Some records
——

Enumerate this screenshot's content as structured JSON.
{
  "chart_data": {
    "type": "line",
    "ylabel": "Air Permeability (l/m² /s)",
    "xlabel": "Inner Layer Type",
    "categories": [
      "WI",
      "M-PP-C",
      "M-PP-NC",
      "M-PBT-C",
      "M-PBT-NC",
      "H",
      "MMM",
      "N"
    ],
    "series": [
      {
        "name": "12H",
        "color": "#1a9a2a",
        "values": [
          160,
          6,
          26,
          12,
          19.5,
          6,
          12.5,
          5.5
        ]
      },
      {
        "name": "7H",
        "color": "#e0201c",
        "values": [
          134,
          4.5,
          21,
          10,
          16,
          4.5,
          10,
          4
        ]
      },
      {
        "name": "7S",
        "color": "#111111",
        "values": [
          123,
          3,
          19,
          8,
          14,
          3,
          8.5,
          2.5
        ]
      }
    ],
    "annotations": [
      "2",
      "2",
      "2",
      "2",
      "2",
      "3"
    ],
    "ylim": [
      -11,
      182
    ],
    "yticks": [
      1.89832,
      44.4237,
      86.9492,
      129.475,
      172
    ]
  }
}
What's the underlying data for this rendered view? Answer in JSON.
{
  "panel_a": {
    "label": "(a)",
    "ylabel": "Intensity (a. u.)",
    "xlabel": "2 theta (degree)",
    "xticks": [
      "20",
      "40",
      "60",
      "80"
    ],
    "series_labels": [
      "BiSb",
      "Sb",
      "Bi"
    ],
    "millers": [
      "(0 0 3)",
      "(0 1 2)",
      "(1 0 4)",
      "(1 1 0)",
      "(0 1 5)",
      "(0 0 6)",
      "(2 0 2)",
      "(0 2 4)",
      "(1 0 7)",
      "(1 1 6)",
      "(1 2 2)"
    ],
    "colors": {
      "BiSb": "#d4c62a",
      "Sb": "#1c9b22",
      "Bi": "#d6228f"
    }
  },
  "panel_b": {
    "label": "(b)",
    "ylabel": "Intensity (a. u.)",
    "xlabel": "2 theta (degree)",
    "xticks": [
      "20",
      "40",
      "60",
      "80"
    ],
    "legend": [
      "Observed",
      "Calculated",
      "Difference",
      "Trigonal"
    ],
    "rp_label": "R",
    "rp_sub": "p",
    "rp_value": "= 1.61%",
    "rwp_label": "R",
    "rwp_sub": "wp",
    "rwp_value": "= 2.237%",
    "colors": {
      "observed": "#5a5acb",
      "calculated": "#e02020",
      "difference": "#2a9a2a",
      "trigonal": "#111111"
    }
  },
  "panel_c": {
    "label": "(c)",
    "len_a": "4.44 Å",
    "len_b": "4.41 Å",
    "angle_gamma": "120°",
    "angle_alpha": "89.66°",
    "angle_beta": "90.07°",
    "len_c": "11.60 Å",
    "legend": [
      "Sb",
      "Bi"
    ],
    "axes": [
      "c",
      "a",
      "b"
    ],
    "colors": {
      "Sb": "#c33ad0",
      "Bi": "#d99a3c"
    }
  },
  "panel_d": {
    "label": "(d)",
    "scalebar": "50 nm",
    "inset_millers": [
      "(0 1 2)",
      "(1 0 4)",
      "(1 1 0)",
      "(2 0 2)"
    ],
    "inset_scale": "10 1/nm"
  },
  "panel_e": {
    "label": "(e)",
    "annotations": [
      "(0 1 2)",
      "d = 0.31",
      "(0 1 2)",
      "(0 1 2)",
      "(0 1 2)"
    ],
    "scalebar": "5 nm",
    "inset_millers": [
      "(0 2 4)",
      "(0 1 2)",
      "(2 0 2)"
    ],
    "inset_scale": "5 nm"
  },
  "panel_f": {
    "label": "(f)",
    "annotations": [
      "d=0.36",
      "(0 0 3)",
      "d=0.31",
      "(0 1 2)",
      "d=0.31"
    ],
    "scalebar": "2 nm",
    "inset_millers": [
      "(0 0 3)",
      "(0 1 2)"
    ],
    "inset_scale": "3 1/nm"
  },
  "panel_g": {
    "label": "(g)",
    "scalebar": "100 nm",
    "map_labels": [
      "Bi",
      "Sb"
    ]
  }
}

——

* Goal *
Find the lines containing "scalebar" and list every one of them.

* Result *
    "scalebar": "50 nm",
    "scalebar": "5 nm",
    "scalebar": "2 nm",
    "scalebar": "100 nm",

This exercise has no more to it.